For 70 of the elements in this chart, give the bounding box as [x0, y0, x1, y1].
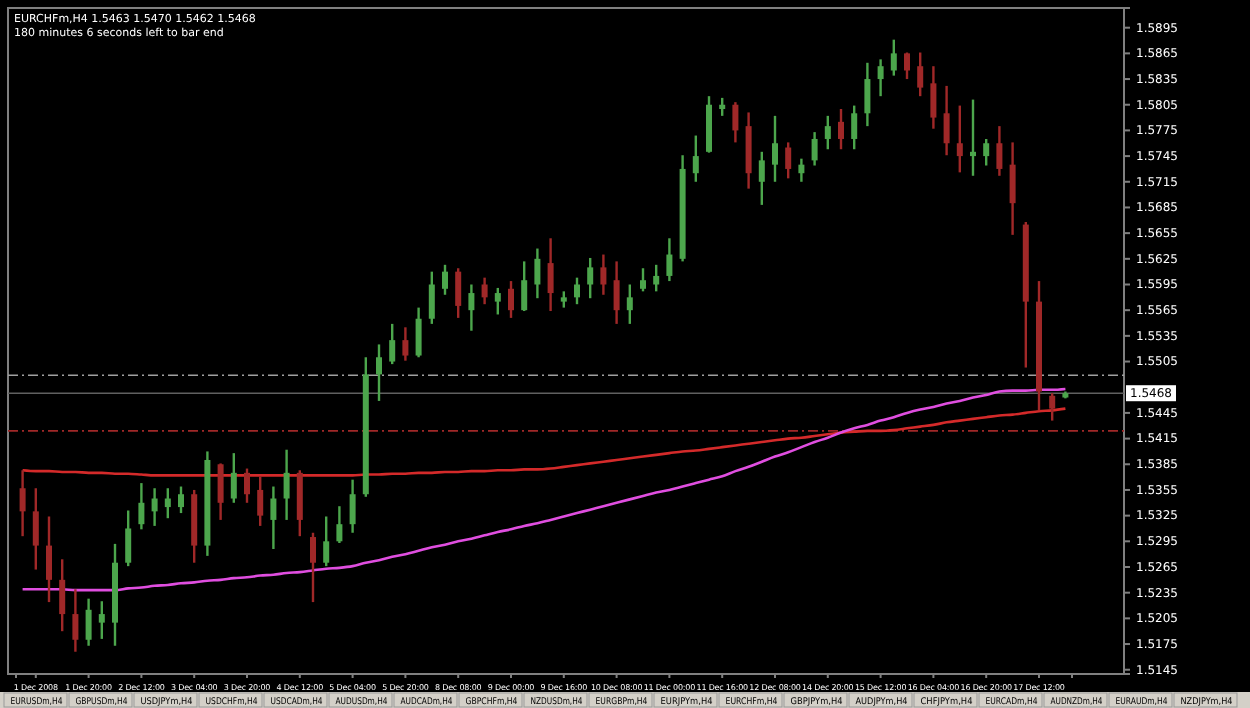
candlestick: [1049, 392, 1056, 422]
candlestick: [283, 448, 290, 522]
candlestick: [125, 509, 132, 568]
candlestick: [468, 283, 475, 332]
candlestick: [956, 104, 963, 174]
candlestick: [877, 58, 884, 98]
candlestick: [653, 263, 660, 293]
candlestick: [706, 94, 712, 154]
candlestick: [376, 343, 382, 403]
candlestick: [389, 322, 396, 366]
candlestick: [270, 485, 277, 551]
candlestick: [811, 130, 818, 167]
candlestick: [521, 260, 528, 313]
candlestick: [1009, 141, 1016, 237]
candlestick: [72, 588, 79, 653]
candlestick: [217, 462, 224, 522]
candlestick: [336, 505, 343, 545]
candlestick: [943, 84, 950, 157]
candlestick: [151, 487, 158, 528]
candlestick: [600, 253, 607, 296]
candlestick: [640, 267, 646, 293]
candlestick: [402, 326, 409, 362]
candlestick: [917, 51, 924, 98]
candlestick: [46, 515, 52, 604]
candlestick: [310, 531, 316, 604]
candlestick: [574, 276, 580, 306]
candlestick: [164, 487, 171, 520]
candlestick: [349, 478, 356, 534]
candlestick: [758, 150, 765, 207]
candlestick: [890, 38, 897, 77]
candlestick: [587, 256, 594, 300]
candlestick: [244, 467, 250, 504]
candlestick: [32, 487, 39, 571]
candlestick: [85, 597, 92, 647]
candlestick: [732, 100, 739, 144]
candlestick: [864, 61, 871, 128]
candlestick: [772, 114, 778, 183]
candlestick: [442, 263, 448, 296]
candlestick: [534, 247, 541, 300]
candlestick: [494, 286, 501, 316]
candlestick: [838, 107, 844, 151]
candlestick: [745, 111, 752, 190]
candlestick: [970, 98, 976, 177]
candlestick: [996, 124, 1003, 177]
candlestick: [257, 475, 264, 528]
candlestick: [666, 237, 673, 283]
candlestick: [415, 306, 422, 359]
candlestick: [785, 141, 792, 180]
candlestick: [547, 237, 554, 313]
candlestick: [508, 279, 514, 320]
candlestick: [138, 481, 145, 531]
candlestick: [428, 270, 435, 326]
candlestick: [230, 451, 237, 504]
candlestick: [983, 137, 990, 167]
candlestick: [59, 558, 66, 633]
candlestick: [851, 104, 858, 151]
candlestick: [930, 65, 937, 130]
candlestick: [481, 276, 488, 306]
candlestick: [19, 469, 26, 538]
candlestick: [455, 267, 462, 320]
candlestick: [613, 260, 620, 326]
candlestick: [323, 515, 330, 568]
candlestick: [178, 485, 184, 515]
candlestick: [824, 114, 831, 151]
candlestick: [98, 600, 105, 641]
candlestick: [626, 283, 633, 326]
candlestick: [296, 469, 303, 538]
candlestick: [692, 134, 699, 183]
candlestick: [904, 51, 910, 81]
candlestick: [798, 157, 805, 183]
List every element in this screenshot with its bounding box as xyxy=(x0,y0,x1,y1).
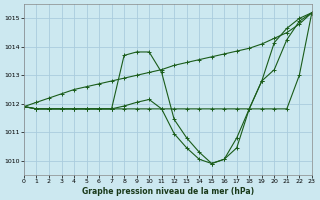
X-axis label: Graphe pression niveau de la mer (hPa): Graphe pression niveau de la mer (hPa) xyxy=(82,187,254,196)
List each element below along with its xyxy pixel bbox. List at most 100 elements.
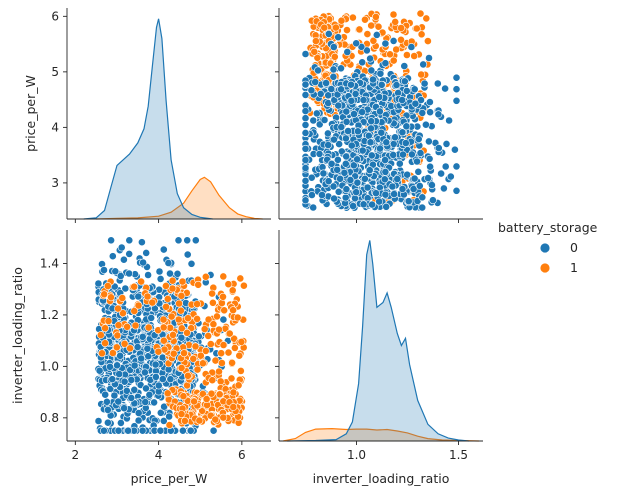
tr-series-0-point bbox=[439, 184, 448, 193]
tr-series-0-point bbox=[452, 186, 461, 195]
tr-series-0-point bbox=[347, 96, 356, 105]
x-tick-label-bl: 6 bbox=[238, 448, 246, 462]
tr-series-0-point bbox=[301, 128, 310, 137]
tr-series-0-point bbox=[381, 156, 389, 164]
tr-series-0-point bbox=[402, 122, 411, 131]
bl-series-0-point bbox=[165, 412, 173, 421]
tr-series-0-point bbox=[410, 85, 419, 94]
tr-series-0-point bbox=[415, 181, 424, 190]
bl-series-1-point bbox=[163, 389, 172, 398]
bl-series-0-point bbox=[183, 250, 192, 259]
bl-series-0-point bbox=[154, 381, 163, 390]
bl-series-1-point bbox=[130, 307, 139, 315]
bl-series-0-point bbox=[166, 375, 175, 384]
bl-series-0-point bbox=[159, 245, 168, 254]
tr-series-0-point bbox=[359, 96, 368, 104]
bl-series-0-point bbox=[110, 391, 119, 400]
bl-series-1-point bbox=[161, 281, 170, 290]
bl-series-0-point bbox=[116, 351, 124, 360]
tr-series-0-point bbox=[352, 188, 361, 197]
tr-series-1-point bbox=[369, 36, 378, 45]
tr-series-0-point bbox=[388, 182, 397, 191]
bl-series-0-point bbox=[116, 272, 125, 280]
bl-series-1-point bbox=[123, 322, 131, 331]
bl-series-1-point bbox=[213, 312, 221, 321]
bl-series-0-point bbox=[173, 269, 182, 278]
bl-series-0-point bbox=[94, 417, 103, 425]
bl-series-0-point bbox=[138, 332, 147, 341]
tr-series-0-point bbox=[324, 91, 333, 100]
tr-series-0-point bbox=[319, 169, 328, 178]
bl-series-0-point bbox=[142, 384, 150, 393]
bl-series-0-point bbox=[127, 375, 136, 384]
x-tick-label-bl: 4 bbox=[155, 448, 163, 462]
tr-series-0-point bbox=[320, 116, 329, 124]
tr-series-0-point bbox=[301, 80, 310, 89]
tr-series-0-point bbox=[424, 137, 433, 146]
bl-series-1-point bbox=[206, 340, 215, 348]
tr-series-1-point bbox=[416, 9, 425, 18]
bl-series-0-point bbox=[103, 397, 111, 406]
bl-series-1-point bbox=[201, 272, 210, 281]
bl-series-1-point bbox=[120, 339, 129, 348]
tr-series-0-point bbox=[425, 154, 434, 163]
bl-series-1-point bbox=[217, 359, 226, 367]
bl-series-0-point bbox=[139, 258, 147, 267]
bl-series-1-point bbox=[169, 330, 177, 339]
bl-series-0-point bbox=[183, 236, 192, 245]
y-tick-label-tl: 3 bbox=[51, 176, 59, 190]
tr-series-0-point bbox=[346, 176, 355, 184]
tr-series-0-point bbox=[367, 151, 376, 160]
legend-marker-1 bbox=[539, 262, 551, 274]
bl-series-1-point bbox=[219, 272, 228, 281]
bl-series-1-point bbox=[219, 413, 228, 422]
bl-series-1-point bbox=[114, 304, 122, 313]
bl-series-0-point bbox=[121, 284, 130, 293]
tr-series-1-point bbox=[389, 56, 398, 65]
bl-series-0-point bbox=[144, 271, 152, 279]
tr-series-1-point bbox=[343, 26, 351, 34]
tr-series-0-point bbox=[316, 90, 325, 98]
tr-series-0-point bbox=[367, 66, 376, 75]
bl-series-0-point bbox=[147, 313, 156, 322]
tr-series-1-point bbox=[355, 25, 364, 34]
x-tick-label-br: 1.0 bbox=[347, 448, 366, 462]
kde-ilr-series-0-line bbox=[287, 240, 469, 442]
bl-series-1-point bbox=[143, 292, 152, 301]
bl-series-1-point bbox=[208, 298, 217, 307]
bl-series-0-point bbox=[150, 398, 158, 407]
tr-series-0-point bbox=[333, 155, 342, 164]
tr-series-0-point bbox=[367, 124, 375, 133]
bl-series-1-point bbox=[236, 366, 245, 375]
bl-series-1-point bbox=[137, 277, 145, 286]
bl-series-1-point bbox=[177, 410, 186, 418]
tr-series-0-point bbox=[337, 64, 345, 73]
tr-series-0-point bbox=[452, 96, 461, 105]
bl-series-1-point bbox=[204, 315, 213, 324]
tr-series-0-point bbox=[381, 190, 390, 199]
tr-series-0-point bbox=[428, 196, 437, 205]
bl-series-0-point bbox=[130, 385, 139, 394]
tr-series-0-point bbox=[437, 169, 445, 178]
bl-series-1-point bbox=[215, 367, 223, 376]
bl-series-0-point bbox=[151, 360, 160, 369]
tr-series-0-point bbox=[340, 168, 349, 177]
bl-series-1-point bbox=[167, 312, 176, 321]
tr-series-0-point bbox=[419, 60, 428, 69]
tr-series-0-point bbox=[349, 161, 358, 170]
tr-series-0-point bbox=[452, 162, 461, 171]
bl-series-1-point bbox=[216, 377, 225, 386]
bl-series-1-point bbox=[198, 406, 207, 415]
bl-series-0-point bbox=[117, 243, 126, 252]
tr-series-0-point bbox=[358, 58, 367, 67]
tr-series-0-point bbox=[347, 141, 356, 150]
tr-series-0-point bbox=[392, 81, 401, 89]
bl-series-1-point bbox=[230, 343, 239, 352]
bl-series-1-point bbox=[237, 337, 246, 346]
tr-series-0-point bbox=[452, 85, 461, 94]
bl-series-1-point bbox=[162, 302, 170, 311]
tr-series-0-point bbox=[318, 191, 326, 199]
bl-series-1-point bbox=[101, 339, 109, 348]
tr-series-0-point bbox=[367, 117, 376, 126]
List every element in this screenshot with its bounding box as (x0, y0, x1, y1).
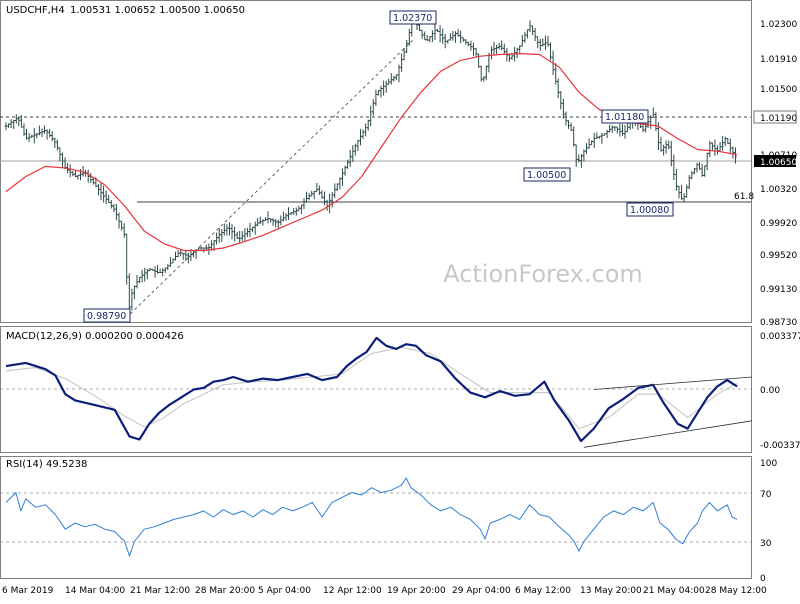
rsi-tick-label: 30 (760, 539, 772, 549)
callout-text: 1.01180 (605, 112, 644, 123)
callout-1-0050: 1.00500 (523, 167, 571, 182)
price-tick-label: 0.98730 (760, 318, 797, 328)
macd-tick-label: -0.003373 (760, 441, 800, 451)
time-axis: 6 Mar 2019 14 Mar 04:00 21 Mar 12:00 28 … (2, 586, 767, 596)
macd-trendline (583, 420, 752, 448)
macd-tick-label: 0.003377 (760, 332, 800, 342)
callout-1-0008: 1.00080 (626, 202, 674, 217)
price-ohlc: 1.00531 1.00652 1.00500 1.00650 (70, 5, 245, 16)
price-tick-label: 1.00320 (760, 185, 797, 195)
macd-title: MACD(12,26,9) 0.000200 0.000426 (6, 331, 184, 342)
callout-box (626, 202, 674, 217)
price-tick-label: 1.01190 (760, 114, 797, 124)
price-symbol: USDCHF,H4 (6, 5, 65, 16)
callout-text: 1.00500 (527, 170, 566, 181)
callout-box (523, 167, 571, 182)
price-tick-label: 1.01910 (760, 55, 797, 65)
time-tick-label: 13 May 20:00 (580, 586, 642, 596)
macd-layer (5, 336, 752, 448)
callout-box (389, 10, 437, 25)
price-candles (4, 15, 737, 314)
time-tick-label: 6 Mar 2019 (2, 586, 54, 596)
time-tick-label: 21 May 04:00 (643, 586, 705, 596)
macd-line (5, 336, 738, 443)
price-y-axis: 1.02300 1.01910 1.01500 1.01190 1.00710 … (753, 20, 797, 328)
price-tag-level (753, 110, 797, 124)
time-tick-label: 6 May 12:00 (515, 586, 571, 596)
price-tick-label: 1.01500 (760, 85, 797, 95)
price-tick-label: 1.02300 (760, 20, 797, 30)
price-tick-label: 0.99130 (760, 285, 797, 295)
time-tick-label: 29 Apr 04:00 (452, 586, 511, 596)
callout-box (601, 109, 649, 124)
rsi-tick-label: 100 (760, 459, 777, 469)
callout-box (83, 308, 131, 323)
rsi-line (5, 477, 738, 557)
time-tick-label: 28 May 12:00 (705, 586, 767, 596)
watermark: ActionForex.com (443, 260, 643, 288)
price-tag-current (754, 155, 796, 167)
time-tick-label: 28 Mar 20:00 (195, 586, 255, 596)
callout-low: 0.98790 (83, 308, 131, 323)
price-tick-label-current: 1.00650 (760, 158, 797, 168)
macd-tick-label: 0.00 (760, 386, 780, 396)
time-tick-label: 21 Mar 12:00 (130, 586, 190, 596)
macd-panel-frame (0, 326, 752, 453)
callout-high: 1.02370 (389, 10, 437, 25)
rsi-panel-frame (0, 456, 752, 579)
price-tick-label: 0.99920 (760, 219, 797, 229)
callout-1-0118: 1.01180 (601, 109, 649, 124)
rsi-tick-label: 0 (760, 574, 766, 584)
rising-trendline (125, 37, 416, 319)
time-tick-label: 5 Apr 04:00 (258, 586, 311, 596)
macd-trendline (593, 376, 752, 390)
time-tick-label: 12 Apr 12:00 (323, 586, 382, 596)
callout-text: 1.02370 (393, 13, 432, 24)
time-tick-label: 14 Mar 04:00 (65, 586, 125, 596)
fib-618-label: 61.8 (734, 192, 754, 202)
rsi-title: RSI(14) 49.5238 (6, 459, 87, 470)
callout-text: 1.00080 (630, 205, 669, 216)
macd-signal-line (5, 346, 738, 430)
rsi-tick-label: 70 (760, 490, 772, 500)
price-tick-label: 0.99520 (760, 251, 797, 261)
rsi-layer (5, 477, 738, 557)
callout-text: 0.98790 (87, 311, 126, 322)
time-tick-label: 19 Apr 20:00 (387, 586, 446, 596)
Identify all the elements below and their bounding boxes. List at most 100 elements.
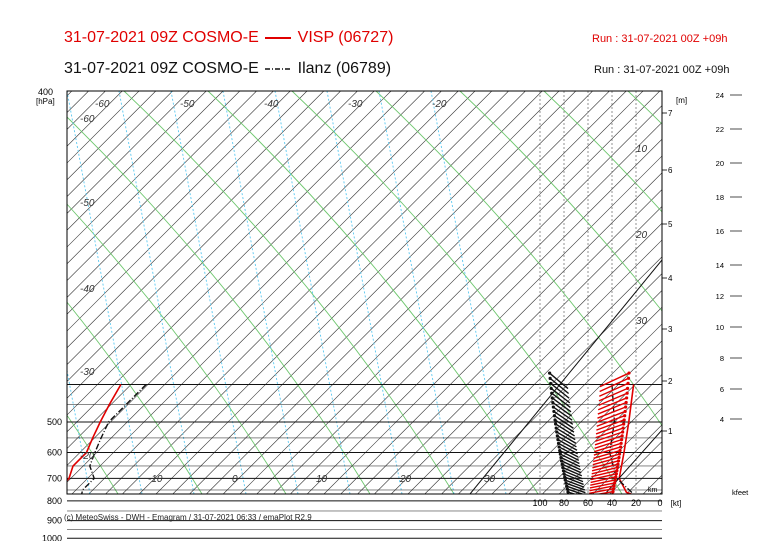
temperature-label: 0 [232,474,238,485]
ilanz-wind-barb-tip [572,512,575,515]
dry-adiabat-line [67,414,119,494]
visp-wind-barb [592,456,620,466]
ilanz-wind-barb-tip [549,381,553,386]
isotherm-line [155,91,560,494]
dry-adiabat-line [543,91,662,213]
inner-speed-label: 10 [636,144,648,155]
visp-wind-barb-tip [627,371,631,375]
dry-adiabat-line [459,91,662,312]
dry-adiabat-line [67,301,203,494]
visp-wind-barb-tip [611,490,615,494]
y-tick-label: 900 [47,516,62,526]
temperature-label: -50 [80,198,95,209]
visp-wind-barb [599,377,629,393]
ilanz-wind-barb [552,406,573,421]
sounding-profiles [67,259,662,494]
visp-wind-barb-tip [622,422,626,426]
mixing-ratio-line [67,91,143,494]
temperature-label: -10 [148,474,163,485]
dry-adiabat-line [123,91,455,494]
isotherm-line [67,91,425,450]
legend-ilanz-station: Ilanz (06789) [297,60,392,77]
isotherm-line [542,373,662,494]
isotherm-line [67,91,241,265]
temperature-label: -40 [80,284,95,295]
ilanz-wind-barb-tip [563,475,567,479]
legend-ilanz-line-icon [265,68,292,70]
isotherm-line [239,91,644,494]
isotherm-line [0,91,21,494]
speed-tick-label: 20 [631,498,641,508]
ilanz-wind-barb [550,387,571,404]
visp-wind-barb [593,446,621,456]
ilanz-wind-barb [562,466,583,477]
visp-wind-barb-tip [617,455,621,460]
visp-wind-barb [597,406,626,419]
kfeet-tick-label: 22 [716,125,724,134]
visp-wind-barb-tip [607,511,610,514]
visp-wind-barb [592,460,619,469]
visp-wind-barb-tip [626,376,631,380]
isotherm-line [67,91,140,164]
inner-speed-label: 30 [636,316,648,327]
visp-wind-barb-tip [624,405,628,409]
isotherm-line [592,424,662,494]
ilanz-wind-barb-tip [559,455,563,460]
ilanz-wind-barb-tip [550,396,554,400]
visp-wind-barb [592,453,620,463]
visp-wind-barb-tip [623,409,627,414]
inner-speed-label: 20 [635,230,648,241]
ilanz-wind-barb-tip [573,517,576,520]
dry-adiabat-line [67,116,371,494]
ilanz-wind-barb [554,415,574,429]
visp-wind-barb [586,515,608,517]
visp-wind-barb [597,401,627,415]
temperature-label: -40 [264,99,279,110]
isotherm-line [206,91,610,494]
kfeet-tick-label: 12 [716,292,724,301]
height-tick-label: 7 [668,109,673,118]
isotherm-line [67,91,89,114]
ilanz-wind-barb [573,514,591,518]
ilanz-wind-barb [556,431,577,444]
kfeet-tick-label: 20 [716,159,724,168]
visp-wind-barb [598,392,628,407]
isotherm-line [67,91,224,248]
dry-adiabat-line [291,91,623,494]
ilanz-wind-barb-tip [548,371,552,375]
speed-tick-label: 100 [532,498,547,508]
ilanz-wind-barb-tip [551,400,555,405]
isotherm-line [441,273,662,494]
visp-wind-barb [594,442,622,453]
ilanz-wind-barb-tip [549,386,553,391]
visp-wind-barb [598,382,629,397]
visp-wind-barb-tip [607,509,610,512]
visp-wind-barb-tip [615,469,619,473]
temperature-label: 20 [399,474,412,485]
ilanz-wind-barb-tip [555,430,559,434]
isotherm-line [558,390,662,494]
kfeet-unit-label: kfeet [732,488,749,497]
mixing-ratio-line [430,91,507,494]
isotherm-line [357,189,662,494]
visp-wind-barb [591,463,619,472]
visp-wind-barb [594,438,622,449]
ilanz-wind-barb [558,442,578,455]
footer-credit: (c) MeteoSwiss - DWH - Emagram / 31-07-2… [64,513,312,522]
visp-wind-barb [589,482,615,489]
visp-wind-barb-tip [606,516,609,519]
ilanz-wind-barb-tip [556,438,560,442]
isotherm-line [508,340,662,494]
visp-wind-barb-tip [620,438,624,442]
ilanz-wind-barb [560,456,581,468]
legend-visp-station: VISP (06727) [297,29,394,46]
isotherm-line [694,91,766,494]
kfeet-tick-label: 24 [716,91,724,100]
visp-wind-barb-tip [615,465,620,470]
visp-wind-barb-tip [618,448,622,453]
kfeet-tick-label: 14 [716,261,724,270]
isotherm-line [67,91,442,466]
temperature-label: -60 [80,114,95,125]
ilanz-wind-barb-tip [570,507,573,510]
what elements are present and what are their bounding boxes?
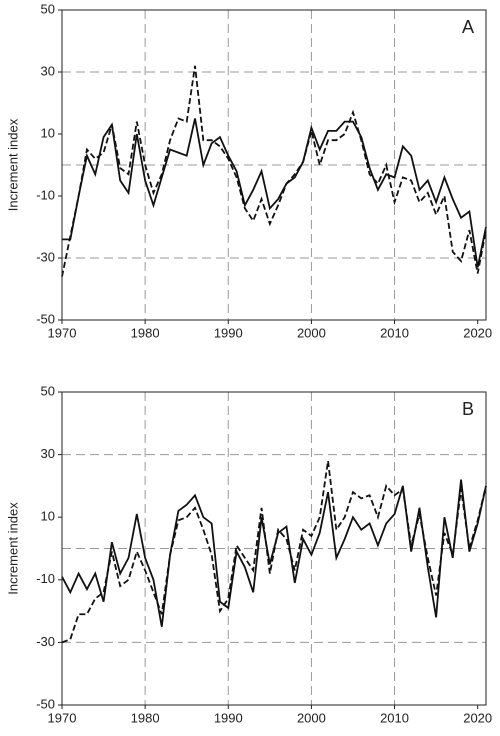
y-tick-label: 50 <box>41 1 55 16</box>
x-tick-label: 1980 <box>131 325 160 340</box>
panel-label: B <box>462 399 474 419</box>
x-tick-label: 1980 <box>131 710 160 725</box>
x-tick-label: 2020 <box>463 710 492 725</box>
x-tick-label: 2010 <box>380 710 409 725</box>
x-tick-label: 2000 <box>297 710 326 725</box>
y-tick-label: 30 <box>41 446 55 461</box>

• Set task:
Return every line of the material that contains the string "kfeet", matching case exactly.

• Exercise result:
kfeet-tick-label: 22 [716,125,724,134]
kfeet-tick-label: 12 [716,292,724,301]
kfeet-tick-label: 20 [716,159,724,168]
kfeet-unit-label: kfeet [732,488,749,497]
kfeet-tick-label: 24 [716,91,724,100]
kfeet-tick-label: 14 [716,261,724,270]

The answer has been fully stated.